• Required work
Repeat every record below exactly as written.

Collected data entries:
▼▼▼
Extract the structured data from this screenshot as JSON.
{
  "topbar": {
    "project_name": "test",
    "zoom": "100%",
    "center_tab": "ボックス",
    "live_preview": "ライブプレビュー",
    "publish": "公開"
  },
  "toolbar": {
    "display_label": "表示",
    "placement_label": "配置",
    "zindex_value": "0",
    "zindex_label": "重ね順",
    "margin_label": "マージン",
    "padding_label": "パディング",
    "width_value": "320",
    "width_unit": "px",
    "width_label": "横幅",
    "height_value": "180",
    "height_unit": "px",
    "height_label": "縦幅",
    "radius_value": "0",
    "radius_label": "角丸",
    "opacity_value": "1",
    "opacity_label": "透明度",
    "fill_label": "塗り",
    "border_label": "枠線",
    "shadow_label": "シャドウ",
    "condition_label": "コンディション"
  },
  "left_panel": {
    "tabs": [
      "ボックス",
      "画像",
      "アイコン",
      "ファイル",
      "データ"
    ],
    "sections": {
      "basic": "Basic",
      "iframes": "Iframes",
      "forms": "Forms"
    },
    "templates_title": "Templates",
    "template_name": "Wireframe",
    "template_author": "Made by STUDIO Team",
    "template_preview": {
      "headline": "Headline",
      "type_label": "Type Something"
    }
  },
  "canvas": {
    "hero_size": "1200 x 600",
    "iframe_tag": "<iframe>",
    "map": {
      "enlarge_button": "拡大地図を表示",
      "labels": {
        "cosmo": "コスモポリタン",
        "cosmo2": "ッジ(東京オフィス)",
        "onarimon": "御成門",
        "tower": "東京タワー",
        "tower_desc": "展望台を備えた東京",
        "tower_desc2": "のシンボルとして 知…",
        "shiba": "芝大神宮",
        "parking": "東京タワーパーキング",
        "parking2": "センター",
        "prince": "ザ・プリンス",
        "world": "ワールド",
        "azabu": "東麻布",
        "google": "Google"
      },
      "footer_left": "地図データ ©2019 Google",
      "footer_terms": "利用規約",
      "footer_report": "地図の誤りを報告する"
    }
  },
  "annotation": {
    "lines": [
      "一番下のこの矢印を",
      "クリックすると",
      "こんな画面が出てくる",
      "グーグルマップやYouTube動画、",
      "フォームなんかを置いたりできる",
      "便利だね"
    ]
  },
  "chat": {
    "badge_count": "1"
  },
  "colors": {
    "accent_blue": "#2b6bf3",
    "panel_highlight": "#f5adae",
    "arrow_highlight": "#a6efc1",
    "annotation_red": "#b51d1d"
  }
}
▲▲▲
• Answer to this task
Extract the structured data from this screenshot as JSON.
{
  "topbar": {
    "project_name": "test",
    "zoom": "100%",
    "center_tab": "ボックス",
    "live_preview": "ライブプレビュー",
    "publish": "公開"
  },
  "toolbar": {
    "display_label": "表示",
    "placement_label": "配置",
    "zindex_value": "0",
    "zindex_label": "重ね順",
    "margin_label": "マージン",
    "padding_label": "パディング",
    "width_value": "320",
    "width_unit": "px",
    "width_label": "横幅",
    "height_value": "180",
    "height_unit": "px",
    "height_label": "縦幅",
    "radius_value": "0",
    "radius_label": "角丸",
    "opacity_value": "1",
    "opacity_label": "透明度",
    "fill_label": "塗り",
    "border_label": "枠線",
    "shadow_label": "シャドウ",
    "condition_label": "コンディション"
  },
  "left_panel": {
    "tabs": [
      "ボックス",
      "画像",
      "アイコン",
      "ファイル",
      "データ"
    ],
    "sections": {
      "basic": "Basic",
      "iframes": "Iframes",
      "forms": "Forms"
    },
    "templates_title": "Templates",
    "template_name": "Wireframe",
    "template_author": "Made by STUDIO Team",
    "template_preview": {
      "headline": "Headline",
      "type_label": "Type Something"
    }
  },
  "canvas": {
    "hero_size": "1200 x 600",
    "iframe_tag": "<iframe>",
    "map": {
      "enlarge_button": "拡大地図を表示",
      "labels": {
        "cosmo": "コスモポリタン",
        "cosmo2": "ッジ(東京オフィス)",
        "onarimon": "御成門",
        "tower": "東京タワー",
        "tower_desc": "展望台を備えた東京",
        "tower_desc2": "のシンボルとして 知…",
        "shiba": "芝大神宮",
        "parking": "東京タワーパーキング",
        "parking2": "センター",
        "prince": "ザ・プリンス",
        "world": "ワールド",
        "azabu": "東麻布",
        "google": "Google"
      },
      "footer_left": "地図データ ©2019 Google",
      "footer_terms": "利用規約",
      "footer_report": "地図の誤りを報告する"
    }
  },
  "annotation": {
    "lines": [
      "一番下のこの矢印を",
      "クリックすると",
      "こんな画面が出てくる",
      "グーグルマップやYouTube動画、",
      "フォームなんかを置いたりできる",
      "便利だね"
    ]
  },
  "chat": {
    "badge_count": "1"
  },
  "colors": {
    "accent_blue": "#2b6bf3",
    "panel_highlight": "#f5adae",
    "arrow_highlight": "#a6efc1",
    "annotation_red": "#b51d1d"
  }
}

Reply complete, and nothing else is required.